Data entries
■ ■ ■ ■ ■
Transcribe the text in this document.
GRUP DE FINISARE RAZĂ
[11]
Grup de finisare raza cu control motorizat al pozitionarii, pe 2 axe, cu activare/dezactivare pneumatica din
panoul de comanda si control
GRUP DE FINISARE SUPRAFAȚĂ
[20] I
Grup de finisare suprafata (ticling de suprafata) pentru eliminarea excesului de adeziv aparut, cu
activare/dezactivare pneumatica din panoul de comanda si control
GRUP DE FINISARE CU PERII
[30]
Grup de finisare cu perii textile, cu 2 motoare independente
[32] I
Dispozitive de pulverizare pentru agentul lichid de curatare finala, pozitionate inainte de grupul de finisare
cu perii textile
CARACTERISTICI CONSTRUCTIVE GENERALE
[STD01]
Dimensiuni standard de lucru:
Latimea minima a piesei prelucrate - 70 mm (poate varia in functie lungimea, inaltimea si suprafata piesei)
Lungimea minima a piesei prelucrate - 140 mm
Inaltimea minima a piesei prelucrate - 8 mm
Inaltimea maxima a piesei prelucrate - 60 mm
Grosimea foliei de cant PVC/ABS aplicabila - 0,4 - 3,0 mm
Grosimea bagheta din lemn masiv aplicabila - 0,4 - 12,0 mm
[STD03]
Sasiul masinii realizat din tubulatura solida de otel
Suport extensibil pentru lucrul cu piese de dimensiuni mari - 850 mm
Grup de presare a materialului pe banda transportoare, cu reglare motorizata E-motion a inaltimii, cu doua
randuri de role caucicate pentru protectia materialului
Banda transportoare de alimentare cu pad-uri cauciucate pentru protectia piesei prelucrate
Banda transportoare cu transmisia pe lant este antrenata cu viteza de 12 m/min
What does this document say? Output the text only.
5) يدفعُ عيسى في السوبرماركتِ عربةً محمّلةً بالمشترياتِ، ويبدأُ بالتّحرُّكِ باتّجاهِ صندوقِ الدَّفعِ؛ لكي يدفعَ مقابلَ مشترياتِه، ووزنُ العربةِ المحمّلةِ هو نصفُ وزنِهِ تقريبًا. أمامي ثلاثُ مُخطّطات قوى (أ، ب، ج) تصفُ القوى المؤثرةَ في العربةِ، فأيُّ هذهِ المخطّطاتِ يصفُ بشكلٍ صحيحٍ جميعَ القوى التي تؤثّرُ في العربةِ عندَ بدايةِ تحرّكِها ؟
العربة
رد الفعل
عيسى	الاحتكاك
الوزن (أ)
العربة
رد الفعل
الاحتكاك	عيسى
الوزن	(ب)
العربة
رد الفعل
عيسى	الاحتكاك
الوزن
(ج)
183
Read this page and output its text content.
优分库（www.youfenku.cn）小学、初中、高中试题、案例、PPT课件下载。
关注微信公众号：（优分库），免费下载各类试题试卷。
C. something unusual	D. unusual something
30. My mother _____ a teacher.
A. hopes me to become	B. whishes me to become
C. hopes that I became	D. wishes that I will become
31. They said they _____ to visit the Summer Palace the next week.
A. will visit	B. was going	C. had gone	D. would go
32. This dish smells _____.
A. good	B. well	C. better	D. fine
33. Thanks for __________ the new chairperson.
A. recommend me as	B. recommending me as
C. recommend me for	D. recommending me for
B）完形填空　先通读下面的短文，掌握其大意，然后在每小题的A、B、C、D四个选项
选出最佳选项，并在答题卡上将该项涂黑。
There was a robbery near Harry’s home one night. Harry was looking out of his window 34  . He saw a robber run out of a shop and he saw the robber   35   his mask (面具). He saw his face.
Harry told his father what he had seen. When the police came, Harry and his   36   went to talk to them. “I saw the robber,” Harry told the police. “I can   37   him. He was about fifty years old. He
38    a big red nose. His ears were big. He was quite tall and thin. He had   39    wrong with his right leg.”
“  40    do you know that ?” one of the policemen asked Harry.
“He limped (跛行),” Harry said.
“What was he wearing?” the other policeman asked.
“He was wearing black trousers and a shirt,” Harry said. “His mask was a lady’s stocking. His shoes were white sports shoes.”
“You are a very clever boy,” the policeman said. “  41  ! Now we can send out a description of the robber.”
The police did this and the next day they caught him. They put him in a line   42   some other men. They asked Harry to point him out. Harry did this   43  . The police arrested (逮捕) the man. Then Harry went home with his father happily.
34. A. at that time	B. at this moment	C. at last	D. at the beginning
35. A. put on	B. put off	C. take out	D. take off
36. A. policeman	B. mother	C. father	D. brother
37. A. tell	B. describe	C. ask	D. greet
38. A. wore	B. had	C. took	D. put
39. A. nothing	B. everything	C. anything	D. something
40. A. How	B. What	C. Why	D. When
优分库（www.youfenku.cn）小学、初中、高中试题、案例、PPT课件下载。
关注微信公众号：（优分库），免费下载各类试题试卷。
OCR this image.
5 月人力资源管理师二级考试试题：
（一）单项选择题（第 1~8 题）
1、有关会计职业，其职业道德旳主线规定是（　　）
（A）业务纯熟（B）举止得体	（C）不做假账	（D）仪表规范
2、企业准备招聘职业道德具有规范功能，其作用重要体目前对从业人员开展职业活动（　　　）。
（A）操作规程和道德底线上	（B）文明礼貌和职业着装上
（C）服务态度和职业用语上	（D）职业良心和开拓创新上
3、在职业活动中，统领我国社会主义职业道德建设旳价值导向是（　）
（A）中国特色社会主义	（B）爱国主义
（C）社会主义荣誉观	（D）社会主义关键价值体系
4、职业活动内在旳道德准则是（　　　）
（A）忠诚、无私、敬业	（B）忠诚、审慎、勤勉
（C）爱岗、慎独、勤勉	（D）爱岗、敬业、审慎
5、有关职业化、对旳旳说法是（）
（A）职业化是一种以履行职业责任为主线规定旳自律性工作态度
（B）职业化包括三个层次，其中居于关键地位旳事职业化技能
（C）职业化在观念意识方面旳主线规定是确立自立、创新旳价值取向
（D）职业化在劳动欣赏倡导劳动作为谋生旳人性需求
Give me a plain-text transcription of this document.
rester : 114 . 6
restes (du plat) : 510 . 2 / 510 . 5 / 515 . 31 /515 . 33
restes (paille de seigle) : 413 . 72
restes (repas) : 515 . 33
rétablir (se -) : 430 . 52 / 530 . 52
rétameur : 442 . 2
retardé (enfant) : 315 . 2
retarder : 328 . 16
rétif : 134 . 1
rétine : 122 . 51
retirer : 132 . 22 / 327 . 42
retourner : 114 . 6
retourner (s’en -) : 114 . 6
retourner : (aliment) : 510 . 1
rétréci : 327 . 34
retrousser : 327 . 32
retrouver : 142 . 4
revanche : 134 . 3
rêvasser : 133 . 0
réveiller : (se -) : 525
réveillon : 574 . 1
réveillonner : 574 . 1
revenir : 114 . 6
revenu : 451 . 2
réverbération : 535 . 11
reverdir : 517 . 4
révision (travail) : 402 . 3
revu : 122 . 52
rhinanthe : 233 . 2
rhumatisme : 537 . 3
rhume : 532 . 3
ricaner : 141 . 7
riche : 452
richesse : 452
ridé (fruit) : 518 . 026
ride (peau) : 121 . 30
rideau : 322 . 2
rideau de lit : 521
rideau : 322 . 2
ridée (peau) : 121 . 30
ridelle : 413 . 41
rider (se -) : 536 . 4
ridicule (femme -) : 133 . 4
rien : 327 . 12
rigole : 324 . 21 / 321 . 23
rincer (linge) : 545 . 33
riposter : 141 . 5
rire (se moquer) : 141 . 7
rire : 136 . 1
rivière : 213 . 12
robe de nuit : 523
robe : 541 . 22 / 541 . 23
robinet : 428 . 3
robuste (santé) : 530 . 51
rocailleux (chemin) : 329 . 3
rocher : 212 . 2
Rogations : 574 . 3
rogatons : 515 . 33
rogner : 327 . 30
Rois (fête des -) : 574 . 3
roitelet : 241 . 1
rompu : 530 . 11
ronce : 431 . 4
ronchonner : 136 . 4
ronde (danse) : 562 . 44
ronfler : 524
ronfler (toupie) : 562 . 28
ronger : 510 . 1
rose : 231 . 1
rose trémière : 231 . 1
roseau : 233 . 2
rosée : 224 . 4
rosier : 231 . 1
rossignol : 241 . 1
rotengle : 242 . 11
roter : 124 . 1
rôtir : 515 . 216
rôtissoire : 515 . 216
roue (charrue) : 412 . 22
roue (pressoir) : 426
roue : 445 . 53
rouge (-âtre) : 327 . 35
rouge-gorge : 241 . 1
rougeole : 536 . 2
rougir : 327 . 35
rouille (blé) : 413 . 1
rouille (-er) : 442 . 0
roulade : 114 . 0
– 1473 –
■ ■ ■ ■ ■
## Exercise objective
Return the lines beginning at the one that contains "Give me a plain-text" and continuing through the last line of the data, exactly as they stand and without any others.

## Response
Give me a plain-text transcription of this document.
rester : 114 . 6
restes (du plat) : 510 . 2 / 510 . 5 / 515 . 31 /515 . 33
restes (paille de seigle) : 413 . 72
restes (repas) : 515 . 33
rétablir (se -) : 430 . 52 / 530 . 52
rétameur : 442 . 2
retardé (enfant) : 315 . 2
retarder : 328 . 16
rétif : 134 . 1
rétine : 122 . 51
retirer : 132 . 22 / 327 . 42
retourner : 114 . 6
retourner (s’en -) : 114 . 6
retourner : (aliment) : 510 . 1
rétréci : 327 . 34
retrousser : 327 . 32
retrouver : 142 . 4
revanche : 134 . 3
rêvasser : 133 . 0
réveiller : (se -) : 525
réveillon : 574 . 1
réveillonner : 574 . 1
revenir : 114 . 6
revenu : 451 . 2
réverbération : 535 . 11
reverdir : 517 . 4
révision (travail) : 402 . 3
revu : 122 . 52
rhinanthe : 233 . 2
rhumatisme : 537 . 3
rhume : 532 . 3
ricaner : 141 . 7
riche : 452
richesse : 452
ridé (fruit) : 518 . 026
ride (peau) : 121 . 30
rideau : 322 . 2
rideau de lit : 521
rideau : 322 . 2
ridée (peau) : 121 . 30
ridelle : 413 . 41
rider (se -) : 536 . 4
ridicule (femme -) : 133 . 4
rien : 327 . 12
rigole : 324 . 21 / 321 . 23
rincer (linge) : 545 . 33
riposter : 141 . 5
rire (se moquer) : 141 . 7
rire : 136 . 1
rivière : 213 . 12
robe de nuit : 523
robe : 541 . 22 / 541 . 23
robinet : 428 . 3
robuste (santé) : 530 . 51
rocailleux (chemin) : 329 . 3
rocher : 212 . 2
Rogations : 574 . 3
rogatons : 515 . 33
rogner : 327 . 30
Rois (fête des -) : 574 . 3
roitelet : 241 . 1
rompu : 530 . 11
ronce : 431 . 4
ronchonner : 136 . 4
ronde (danse) : 562 . 44
ronfler : 524
ronfler (toupie) : 562 . 28
ronger : 510 . 1
rose : 231 . 1
rose trémière : 231 . 1
roseau : 233 . 2
rosée : 224 . 4
rosier : 231 . 1
rossignol : 241 . 1
rotengle : 242 . 11
roter : 124 . 1
rôtir : 515 . 216
rôtissoire : 515 . 216
roue (charrue) : 412 . 22
roue (pressoir) : 426
roue : 445 . 53
rouge (-âtre) : 327 . 35
rouge-gorge : 241 . 1
rougeole : 536 . 2
rougir : 327 . 35
rouille (blé) : 413 . 1
rouille (-er) : 442 . 0
roulade : 114 . 0
– 1473 –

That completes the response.